━━━━━ ITEMS

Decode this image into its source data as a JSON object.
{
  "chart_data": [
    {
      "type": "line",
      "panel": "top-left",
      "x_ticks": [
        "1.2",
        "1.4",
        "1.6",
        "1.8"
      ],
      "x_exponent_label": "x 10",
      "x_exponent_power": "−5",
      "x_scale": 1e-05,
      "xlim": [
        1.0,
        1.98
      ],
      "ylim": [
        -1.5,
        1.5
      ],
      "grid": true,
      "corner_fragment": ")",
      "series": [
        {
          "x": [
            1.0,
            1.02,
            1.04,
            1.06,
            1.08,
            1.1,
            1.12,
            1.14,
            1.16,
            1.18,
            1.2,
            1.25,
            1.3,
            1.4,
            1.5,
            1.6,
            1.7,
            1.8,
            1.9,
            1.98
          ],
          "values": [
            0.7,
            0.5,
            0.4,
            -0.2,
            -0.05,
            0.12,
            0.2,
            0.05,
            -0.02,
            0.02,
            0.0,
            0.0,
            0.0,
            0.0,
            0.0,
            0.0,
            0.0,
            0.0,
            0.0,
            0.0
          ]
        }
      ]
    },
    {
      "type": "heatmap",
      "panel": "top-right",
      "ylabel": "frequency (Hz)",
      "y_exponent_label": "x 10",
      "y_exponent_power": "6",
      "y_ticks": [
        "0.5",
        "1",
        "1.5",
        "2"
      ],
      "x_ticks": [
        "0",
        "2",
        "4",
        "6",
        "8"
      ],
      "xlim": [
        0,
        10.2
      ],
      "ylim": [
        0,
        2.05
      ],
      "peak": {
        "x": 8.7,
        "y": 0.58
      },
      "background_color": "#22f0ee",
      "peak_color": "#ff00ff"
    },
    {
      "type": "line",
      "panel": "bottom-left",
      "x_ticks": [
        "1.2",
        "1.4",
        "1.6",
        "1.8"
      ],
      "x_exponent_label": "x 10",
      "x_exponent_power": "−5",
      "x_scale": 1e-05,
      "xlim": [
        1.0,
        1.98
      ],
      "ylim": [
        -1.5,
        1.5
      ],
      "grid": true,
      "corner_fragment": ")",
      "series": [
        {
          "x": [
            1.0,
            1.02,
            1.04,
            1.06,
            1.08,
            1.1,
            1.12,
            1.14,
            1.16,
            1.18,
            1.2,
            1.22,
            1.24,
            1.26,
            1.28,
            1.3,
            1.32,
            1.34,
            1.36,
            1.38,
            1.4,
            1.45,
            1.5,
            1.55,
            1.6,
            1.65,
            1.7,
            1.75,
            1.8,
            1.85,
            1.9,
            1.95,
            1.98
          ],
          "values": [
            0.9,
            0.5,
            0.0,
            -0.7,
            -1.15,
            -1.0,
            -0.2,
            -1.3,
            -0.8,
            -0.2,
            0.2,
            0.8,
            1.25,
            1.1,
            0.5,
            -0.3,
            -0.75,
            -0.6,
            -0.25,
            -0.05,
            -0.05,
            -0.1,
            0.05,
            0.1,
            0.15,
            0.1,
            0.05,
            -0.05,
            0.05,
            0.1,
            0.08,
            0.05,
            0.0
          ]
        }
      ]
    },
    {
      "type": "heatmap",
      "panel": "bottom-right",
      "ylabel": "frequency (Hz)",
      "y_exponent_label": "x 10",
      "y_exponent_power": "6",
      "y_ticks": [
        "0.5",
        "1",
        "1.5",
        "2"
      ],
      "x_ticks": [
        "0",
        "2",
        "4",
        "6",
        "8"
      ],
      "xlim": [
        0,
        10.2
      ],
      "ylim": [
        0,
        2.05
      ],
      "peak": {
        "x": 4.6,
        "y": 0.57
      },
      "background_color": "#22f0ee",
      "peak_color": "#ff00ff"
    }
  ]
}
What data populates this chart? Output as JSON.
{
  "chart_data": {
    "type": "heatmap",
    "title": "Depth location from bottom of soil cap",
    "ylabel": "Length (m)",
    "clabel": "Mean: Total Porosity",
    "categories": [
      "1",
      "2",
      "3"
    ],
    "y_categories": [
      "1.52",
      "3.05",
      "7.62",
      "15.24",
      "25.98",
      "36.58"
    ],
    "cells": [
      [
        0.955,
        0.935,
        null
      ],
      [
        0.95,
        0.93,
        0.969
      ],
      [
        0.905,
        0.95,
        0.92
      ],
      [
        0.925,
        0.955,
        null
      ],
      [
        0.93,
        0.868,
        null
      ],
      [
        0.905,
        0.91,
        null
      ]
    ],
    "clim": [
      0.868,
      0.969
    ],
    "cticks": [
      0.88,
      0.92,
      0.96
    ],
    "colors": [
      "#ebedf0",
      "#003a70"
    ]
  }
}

━━━━━━━━━━

§ **GOAL**
Nothing but the lines from the one with "What data populates" through the end of the data above should be repeated, each exactly as it stands.

§ **RESULT OF THE TASK**
What data populates this chart? Output as JSON.
{
  "chart_data": {
    "type": "heatmap",
    "title": "Depth location from bottom of soil cap",
    "ylabel": "Length (m)",
    "clabel": "Mean: Total Porosity",
    "categories": [
      "1",
      "2",
      "3"
    ],
    "y_categories": [
      "1.52",
      "3.05",
      "7.62",
      "15.24",
      "25.98",
      "36.58"
    ],
    "cells": [
      [
        0.955,
        0.935,
        null
      ],
      [
        0.95,
        0.93,
        0.969
      ],
      [
        0.905,
        0.95,
        0.92
      ],
      [
        0.925,
        0.955,
        null
      ],
      [
        0.93,
        0.868,
        null
      ],
      [
        0.905,
        0.91,
        null
      ]
    ],
    "clim": [
      0.868,
      0.969
    ],
    "cticks": [
      0.88,
      0.92,
      0.96
    ],
    "colors": [
      "#ebedf0",
      "#003a70"
    ]
  }
}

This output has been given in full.